Given problem |
Using the records below, locate all lines containing "entity" and return them.

_ _ _ _

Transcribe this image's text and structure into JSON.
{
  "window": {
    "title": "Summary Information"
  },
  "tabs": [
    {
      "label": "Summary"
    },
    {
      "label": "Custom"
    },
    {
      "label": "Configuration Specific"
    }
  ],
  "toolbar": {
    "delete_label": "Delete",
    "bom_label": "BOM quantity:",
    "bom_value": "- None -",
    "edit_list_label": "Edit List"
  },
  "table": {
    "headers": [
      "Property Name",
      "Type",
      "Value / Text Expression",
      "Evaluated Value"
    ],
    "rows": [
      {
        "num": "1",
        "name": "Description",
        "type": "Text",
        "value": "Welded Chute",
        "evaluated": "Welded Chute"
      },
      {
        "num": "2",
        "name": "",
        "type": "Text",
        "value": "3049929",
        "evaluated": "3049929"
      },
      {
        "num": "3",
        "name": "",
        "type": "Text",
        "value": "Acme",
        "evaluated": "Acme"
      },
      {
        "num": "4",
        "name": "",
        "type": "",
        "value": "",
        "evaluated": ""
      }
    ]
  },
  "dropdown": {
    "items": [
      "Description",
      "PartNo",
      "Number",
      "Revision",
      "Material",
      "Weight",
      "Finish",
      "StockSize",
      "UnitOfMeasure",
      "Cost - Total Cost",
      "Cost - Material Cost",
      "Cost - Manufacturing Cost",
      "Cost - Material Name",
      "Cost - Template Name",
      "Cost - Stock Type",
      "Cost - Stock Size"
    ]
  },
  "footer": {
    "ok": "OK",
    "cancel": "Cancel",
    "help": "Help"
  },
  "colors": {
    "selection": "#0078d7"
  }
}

_ _ _ _

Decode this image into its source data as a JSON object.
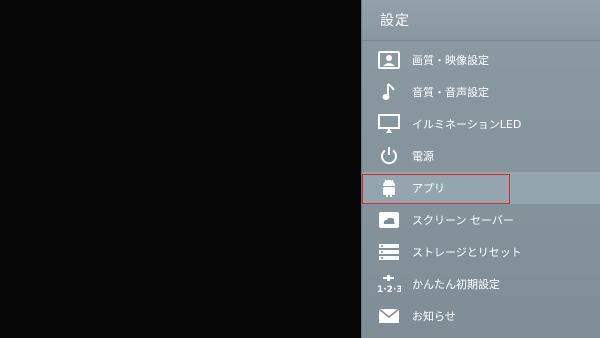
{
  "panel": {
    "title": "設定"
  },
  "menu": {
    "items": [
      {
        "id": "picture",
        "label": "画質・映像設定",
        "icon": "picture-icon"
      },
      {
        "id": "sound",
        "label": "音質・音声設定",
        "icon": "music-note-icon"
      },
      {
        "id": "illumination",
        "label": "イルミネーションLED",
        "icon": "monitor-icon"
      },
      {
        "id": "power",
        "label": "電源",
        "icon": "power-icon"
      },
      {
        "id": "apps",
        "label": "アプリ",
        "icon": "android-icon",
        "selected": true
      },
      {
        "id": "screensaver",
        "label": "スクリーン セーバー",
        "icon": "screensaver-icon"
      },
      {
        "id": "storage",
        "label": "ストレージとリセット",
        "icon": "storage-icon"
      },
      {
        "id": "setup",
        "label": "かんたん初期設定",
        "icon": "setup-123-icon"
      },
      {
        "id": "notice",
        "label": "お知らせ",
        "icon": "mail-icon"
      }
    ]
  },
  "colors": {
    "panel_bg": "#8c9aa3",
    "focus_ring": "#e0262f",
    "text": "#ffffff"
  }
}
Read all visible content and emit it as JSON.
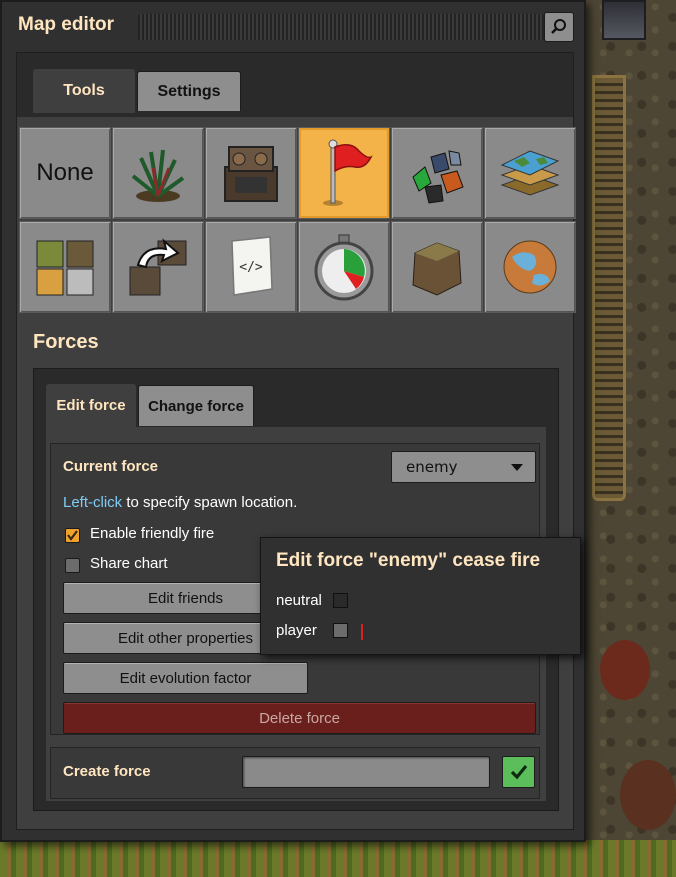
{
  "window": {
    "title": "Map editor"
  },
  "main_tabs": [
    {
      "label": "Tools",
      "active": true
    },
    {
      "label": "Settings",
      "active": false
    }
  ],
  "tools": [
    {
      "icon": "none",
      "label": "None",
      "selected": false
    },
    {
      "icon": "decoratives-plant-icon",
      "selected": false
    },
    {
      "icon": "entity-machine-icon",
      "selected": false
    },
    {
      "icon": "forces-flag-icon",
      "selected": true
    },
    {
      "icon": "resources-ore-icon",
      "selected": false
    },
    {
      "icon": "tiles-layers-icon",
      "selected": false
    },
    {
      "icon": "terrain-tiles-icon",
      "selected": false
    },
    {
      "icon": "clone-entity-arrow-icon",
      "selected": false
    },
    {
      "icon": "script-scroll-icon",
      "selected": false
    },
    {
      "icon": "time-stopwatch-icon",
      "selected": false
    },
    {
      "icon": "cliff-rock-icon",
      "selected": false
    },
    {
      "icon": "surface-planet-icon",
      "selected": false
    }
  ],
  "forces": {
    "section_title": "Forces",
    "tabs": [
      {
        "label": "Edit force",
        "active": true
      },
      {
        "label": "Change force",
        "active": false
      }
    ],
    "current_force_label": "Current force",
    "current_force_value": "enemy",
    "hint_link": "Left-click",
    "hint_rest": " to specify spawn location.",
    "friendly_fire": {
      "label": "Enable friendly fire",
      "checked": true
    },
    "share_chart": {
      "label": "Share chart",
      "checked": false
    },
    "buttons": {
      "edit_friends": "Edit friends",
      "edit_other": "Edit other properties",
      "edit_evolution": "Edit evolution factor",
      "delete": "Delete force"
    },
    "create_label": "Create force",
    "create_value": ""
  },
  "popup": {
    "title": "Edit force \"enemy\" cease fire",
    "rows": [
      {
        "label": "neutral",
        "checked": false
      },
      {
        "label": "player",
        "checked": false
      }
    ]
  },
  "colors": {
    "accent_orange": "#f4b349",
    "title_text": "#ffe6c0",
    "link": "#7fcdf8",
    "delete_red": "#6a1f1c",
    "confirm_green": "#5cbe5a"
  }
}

_ _ _ _

Solution to this task |
      "icon": "entity-machine-icon",
      "icon": "clone-entity-arrow-icon",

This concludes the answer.